▸ **What the task requires**
Repeat the whole listing below, word for word.

* start Data entries *

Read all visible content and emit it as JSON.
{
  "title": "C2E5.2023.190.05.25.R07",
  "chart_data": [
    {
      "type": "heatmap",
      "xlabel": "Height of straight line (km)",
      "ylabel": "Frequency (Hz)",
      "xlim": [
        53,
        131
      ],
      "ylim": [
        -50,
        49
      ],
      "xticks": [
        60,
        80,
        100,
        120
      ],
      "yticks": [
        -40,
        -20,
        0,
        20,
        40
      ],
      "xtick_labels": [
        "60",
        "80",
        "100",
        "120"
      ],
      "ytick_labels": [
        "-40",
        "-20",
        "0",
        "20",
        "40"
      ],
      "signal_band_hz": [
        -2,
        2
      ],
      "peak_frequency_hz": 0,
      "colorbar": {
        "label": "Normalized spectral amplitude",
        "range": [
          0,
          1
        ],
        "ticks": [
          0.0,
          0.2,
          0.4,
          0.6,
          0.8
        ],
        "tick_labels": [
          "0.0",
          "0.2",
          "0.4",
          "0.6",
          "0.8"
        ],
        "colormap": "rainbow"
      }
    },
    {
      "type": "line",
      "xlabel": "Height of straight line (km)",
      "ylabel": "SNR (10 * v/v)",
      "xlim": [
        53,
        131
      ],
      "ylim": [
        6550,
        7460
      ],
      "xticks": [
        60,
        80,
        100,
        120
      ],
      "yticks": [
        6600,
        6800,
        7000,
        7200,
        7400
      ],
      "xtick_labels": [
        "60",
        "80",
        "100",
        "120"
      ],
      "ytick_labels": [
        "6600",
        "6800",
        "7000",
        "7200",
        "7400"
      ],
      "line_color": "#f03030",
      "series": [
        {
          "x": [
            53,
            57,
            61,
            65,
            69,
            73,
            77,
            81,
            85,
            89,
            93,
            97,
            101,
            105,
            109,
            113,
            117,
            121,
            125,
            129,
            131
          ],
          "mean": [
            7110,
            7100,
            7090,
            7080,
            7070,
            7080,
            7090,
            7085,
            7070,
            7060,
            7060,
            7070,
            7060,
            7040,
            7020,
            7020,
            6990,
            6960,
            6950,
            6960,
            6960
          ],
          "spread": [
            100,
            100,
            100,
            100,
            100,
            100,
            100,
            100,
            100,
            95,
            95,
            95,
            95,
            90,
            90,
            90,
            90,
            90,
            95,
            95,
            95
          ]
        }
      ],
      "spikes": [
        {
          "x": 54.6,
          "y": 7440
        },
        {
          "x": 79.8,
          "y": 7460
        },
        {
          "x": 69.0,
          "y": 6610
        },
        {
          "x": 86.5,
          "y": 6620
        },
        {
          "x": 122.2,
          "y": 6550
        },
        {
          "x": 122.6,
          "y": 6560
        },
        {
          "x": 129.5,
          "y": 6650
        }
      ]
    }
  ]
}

* end Data entries *

▸ **Finished task**
Read all visible content and emit it as JSON.
{
  "title": "C2E5.2023.190.05.25.R07",
  "chart_data": [
    {
      "type": "heatmap",
      "xlabel": "Height of straight line (km)",
      "ylabel": "Frequency (Hz)",
      "xlim": [
        53,
        131
      ],
      "ylim": [
        -50,
        49
      ],
      "xticks": [
        60,
        80,
        100,
        120
      ],
      "yticks": [
        -40,
        -20,
        0,
        20,
        40
      ],
      "xtick_labels": [
        "60",
        "80",
        "100",
        "120"
      ],
      "ytick_labels": [
        "-40",
        "-20",
        "0",
        "20",
        "40"
      ],
      "signal_band_hz": [
        -2,
        2
      ],
      "peak_frequency_hz": 0,
      "colorbar": {
        "label": "Normalized spectral amplitude",
        "range": [
          0,
          1
        ],
        "ticks": [
          0.0,
          0.2,
          0.4,
          0.6,
          0.8
        ],
        "tick_labels": [
          "0.0",
          "0.2",
          "0.4",
          "0.6",
          "0.8"
        ],
        "colormap": "rainbow"
      }
    },
    {
      "type": "line",
      "xlabel": "Height of straight line (km)",
      "ylabel": "SNR (10 * v/v)",
      "xlim": [
        53,
        131
      ],
      "ylim": [
        6550,
        7460
      ],
      "xticks": [
        60,
        80,
        100,
        120
      ],
      "yticks": [
        6600,
        6800,
        7000,
        7200,
        7400
      ],
      "xtick_labels": [
        "60",
        "80",
        "100",
        "120"
      ],
      "ytick_labels": [
        "6600",
        "6800",
        "7000",
        "7200",
        "7400"
      ],
      "line_color": "#f03030",
      "series": [
        {
          "x": [
            53,
            57,
            61,
            65,
            69,
            73,
            77,
            81,
            85,
            89,
            93,
            97,
            101,
            105,
            109,
            113,
            117,
            121,
            125,
            129,
            131
          ],
          "mean": [
            7110,
            7100,
            7090,
            7080,
            7070,
            7080,
            7090,
            7085,
            7070,
            7060,
            7060,
            7070,
            7060,
            7040,
            7020,
            7020,
            6990,
            6960,
            6950,
            6960,
            6960
          ],
          "spread": [
            100,
            100,
            100,
            100,
            100,
            100,
            100,
            100,
            100,
            95,
            95,
            95,
            95,
            90,
            90,
            90,
            90,
            90,
            95,
            95,
            95
          ]
        }
      ],
      "spikes": [
        {
          "x": 54.6,
          "y": 7440
        },
        {
          "x": 79.8,
          "y": 7460
        },
        {
          "x": 69.0,
          "y": 6610
        },
        {
          "x": 86.5,
          "y": 6620
        },
        {
          "x": 122.2,
          "y": 6550
        },
        {
          "x": 122.6,
          "y": 6560
        },
        {
          "x": 129.5,
          "y": 6650
        }
      ]
    }
  ]
}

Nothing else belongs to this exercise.